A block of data
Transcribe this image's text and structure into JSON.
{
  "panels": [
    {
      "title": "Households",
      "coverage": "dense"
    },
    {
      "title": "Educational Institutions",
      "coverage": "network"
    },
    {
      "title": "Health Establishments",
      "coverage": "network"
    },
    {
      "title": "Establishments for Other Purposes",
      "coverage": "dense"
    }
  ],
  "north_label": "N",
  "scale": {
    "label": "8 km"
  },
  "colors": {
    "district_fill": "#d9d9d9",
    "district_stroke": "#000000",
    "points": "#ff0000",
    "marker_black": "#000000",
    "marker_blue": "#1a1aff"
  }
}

WHAT THE EXERCISE ASKS |
Return every line in the listing that contains the word "title".

ANSWER TO THIS PROBLEM |
      "title": "Households",
      "title": "Educational Institutions",
      "title": "Health Establishments",
      "title": "Establishments for Other Purposes",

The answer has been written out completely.